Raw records
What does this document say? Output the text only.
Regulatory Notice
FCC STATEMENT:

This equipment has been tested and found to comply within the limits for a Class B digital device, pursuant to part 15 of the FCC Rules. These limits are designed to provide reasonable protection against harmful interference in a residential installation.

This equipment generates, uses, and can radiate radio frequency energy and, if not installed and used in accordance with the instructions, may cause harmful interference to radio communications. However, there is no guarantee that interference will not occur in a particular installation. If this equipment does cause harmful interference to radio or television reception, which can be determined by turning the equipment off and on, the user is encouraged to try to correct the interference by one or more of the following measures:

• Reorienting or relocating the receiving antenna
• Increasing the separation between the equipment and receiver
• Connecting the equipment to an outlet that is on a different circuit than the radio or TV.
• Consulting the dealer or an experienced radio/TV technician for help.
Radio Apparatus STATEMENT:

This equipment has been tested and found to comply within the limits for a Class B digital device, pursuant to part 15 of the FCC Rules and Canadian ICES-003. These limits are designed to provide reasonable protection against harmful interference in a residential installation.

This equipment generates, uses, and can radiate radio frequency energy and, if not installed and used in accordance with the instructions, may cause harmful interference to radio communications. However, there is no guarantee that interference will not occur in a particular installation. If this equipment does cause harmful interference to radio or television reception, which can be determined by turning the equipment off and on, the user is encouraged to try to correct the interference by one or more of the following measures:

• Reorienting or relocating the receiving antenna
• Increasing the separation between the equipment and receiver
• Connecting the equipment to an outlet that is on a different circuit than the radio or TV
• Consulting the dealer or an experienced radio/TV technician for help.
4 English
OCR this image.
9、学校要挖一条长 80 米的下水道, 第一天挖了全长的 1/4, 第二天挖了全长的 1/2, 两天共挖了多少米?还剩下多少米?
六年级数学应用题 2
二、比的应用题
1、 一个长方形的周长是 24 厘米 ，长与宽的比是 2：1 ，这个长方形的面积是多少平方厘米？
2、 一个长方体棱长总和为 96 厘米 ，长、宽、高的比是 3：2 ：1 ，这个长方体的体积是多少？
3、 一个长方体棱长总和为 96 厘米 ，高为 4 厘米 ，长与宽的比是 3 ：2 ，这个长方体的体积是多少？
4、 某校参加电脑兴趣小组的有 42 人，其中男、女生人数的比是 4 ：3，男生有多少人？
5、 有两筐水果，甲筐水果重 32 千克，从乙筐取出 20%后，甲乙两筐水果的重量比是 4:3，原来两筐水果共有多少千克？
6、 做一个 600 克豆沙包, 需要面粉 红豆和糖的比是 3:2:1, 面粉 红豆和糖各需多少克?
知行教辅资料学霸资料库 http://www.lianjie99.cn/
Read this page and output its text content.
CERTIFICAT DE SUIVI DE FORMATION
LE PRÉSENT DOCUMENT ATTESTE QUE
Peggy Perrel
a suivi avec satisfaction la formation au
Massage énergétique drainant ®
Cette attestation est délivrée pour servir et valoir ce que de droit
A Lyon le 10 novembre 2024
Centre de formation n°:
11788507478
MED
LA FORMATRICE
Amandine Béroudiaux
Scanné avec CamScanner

> **Written instruction**
Extract the entries above verbatim.

> **Expected answer**
What does this document say? Output the text only.
Regulatory Notice
FCC STATEMENT:

This equipment has been tested and found to comply within the limits for a Class B digital device, pursuant to part 15 of the FCC Rules. These limits are designed to provide reasonable protection against harmful interference in a residential installation.

This equipment generates, uses, and can radiate radio frequency energy and, if not installed and used in accordance with the instructions, may cause harmful interference to radio communications. However, there is no guarantee that interference will not occur in a particular installation. If this equipment does cause harmful interference to radio or television reception, which can be determined by turning the equipment off and on, the user is encouraged to try to correct the interference by one or more of the following measures:

• Reorienting or relocating the receiving antenna
• Increasing the separation between the equipment and receiver
• Connecting the equipment to an outlet that is on a different circuit than the radio or TV.
• Consulting the dealer or an experienced radio/TV technician for help.
Radio Apparatus STATEMENT:

This equipment has been tested and found to comply within the limits for a Class B digital device, pursuant to part 15 of the FCC Rules and Canadian ICES-003. These limits are designed to provide reasonable protection against harmful interference in a residential installation.

This equipment generates, uses, and can radiate radio frequency energy and, if not installed and used in accordance with the instructions, may cause harmful interference to radio communications. However, there is no guarantee that interference will not occur in a particular installation. If this equipment does cause harmful interference to radio or television reception, which can be determined by turning the equipment off and on, the user is encouraged to try to correct the interference by one or more of the following measures:

• Reorienting or relocating the receiving antenna
• Increasing the separation between the equipment and receiver
• Connecting the equipment to an outlet that is on a different circuit than the radio or TV
• Consulting the dealer or an experienced radio/TV technician for help.
4 English
OCR this image.
9、学校要挖一条长 80 米的下水道, 第一天挖了全长的 1/4, 第二天挖了全长的 1/2, 两天共挖了多少米?还剩下多少米?
六年级数学应用题 2
二、比的应用题
1、 一个长方形的周长是 24 厘米 ，长与宽的比是 2：1 ，这个长方形的面积是多少平方厘米？
2、 一个长方体棱长总和为 96 厘米 ，长、宽、高的比是 3：2 ：1 ，这个长方体的体积是多少？
3、 一个长方体棱长总和为 96 厘米 ，高为 4 厘米 ，长与宽的比是 3 ：2 ，这个长方体的体积是多少？
4、 某校参加电脑兴趣小组的有 42 人，其中男、女生人数的比是 4 ：3，男生有多少人？
5、 有两筐水果，甲筐水果重 32 千克，从乙筐取出 20%后，甲乙两筐水果的重量比是 4:3，原来两筐水果共有多少千克？
6、 做一个 600 克豆沙包, 需要面粉 红豆和糖的比是 3:2:1, 面粉 红豆和糖各需多少克?
知行教辅资料学霸资料库 http://www.lianjie99.cn/
Read this page and output its text content.
CERTIFICAT DE SUIVI DE FORMATION
LE PRÉSENT DOCUMENT ATTESTE QUE
Peggy Perrel
a suivi avec satisfaction la formation au
Massage énergétique drainant ®
Cette attestation est délivrée pour servir et valoir ce que de droit
A Lyon le 10 novembre 2024
Centre de formation n°:
11788507478
MED
LA FORMATRICE
Amandine Béroudiaux
Scanné avec CamScanner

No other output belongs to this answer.